Entries taken from a collection

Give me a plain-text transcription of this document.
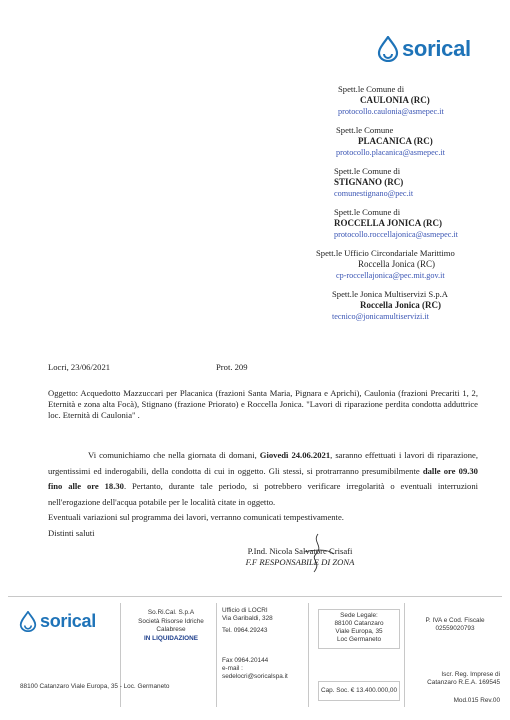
sorical
Spett.le Comune di
CAULONIA (RC)
protocollo.caulonia@asmepec.it
Spett.le Comune
PLACANICA (RC)
protocollo.placanica@asmepec.it
Spett.le Comune di
STIGNANO (RC)
comunestignano@pec.it
Spett.le Comune di
ROCCELLA JONICA (RC)
protocollo.roccellajonica@asmepec.it
Spett.le Ufficio Circondariale Marittimo
Roccella Jonica (RC)
cp-roccellajonica@pec.mit.gov.it
Spett.le Jonica Multiservizi S.p.A
Roccella Jonica (RC)
tecnico@jonicamultiservizi.it
Locri, 23/06/2021	Prot. 209
Oggetto: Acquedotto Mazzuccari per Placanica (frazioni Santa Maria, Pignara e Aprichi), Caulonia (frazioni Precariti 1, 2, Eternità e zona alta Focà), Stignano (frazione Priorato) e Roccella Jonica. "Lavori di riparazione perdita condotta adduttrice loc. Eternità di Caulonia" .

Vi comunichiamo che nella giornata di domani, Giovedì 24.06.2021, saranno effettuati i lavori di riparazione, urgentissimi ed inderogabili, della condotta di cui in oggetto. Gli stessi, si protrarranno presumibilmente dalle ore 09.30 fino alle ore 18.30. Pertanto, durante tale periodo, si potrebbero verificare irregolarità o eventuali interruzioni nell'erogazione dell'acqua potabile per le località citate in oggetto.

Eventuali variazioni sul programma dei lavori, verranno comunicati tempestivamente.

Distinti saluti

P.Ind. Nicola Salvatore Crisafi
F.F RESPONSABILE DI ZONA
sorical	So.Ri.Cal. S.p.A
Società Risorse Idriche
Calabrese
IN LIQUIDAZIONE
Ufficio di LOCRI
Via Garibaldi, 328
Tel. 0964.29243
Sede Legale:
88100 Catanzaro
Viale Europa, 35
Loc Germaneto
P. IVA e Cod. Fiscale
02559020793
88100 Catanzaro Viale Europa, 35 - Loc. Germaneto
Fax 0964.20144
e-mail :
sedelocri@soricalspa.it
Cap. Soc. € 13.400.000,00
Iscr. Reg. Imprese di
Catanzaro R.E.A. 169545
Mod.015 Rev.00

- _Description of the task_
Your copy of the data should match it exactly, except that pictures are left out.

- _Output below_
Give me a plain-text transcription of this document.
sorical
Spett.le Comune di
CAULONIA (RC)
protocollo.caulonia@asmepec.it
Spett.le Comune
PLACANICA (RC)
protocollo.placanica@asmepec.it
Spett.le Comune di
STIGNANO (RC)
comunestignano@pec.it
Spett.le Comune di
ROCCELLA JONICA (RC)
protocollo.roccellajonica@asmepec.it
Spett.le Ufficio Circondariale Marittimo
Roccella Jonica (RC)
cp-roccellajonica@pec.mit.gov.it
Spett.le Jonica Multiservizi S.p.A
Roccella Jonica (RC)
tecnico@jonicamultiservizi.it
Locri, 23/06/2021	Prot. 209
Oggetto: Acquedotto Mazzuccari per Placanica (frazioni Santa Maria, Pignara e Aprichi), Caulonia (frazioni Precariti 1, 2, Eternità e zona alta Focà), Stignano (frazione Priorato) e Roccella Jonica. "Lavori di riparazione perdita condotta adduttrice loc. Eternità di Caulonia" .

Vi comunichiamo che nella giornata di domani, Giovedì 24.06.2021, saranno effettuati i lavori di riparazione, urgentissimi ed inderogabili, della condotta di cui in oggetto. Gli stessi, si protrarranno presumibilmente dalle ore 09.30 fino alle ore 18.30. Pertanto, durante tale periodo, si potrebbero verificare irregolarità o eventuali interruzioni nell'erogazione dell'acqua potabile per le località citate in oggetto.

Eventuali variazioni sul programma dei lavori, verranno comunicati tempestivamente.

Distinti saluti

P.Ind. Nicola Salvatore Crisafi
F.F RESPONSABILE DI ZONA
sorical	So.Ri.Cal. S.p.A
Società Risorse Idriche
Calabrese
IN LIQUIDAZIONE
Ufficio di LOCRI
Via Garibaldi, 328
Tel. 0964.29243
Sede Legale:
88100 Catanzaro
Viale Europa, 35
Loc Germaneto
P. IVA e Cod. Fiscale
02559020793
88100 Catanzaro Viale Europa, 35 - Loc. Germaneto
Fax 0964.20144
e-mail :
sedelocri@soricalspa.it
Cap. Soc. € 13.400.000,00
Iscr. Reg. Imprese di
Catanzaro R.E.A. 169545
Mod.015 Rev.00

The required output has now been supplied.